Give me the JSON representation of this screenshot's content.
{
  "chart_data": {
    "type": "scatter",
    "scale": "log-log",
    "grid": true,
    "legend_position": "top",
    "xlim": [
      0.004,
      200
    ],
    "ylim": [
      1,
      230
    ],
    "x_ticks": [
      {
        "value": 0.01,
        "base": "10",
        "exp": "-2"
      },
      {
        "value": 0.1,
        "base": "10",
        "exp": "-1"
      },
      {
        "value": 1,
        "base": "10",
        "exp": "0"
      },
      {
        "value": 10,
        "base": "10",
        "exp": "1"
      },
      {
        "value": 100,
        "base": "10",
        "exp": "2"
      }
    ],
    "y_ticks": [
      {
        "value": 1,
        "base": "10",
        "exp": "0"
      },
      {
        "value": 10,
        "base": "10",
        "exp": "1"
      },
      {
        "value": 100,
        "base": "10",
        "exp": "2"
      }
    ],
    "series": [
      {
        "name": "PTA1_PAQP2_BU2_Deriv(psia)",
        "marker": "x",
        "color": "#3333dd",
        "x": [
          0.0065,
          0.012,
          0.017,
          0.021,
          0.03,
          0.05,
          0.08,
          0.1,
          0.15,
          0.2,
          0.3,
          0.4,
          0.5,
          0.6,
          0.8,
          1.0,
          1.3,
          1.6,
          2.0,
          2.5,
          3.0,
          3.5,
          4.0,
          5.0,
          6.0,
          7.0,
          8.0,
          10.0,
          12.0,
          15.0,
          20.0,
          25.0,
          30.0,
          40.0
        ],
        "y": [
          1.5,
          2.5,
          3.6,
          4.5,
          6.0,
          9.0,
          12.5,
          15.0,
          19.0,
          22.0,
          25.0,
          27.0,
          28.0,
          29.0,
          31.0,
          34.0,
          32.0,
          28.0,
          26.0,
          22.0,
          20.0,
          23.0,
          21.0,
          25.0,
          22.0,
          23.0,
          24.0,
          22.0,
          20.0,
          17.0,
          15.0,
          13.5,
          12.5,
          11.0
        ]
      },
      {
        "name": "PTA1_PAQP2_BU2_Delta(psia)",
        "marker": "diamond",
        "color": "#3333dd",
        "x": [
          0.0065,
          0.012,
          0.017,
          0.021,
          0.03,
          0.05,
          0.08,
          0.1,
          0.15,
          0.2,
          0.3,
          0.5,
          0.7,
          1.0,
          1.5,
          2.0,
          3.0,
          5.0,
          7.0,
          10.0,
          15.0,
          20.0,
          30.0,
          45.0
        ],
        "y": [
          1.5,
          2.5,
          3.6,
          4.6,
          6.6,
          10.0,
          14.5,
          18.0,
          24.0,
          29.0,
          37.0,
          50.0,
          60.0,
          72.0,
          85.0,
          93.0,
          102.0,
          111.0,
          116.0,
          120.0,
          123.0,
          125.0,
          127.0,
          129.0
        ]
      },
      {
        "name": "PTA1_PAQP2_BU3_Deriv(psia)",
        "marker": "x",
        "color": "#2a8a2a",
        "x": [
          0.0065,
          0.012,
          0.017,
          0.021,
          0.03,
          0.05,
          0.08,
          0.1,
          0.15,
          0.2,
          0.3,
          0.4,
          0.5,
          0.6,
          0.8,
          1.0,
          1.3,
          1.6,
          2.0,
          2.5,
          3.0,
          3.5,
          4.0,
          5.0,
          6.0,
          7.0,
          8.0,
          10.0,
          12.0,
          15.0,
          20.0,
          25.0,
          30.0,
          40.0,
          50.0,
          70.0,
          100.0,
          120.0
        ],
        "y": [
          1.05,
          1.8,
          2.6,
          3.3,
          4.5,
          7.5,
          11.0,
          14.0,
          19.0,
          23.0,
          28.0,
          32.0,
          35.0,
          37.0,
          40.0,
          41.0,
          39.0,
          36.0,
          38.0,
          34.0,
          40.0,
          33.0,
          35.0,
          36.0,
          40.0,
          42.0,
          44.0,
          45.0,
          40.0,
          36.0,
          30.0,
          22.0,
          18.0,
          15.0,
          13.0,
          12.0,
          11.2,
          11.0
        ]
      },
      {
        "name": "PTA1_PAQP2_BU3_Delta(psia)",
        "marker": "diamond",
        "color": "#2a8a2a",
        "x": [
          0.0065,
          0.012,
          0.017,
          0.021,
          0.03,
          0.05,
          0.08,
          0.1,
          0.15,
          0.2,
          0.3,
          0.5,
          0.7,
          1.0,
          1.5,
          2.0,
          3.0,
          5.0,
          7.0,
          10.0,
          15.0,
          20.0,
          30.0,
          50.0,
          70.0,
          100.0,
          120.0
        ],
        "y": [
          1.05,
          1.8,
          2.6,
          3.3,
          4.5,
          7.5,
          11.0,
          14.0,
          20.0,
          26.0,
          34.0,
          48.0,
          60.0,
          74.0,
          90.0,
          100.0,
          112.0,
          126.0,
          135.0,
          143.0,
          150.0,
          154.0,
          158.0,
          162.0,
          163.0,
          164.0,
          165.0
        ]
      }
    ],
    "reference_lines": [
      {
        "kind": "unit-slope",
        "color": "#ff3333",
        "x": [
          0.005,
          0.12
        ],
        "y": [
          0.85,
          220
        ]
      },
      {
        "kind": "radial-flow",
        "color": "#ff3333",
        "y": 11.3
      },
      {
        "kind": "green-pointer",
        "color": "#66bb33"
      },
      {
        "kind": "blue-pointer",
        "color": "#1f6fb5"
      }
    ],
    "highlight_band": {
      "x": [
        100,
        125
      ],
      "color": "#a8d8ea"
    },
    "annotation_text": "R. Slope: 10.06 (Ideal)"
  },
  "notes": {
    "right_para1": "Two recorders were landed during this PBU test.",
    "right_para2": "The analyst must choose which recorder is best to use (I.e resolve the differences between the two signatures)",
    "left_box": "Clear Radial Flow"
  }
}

REQUIREMENTS:
In the entries above, some lines may contain the string "name"; report how many, without additional comment.

RESULT BELOW:
4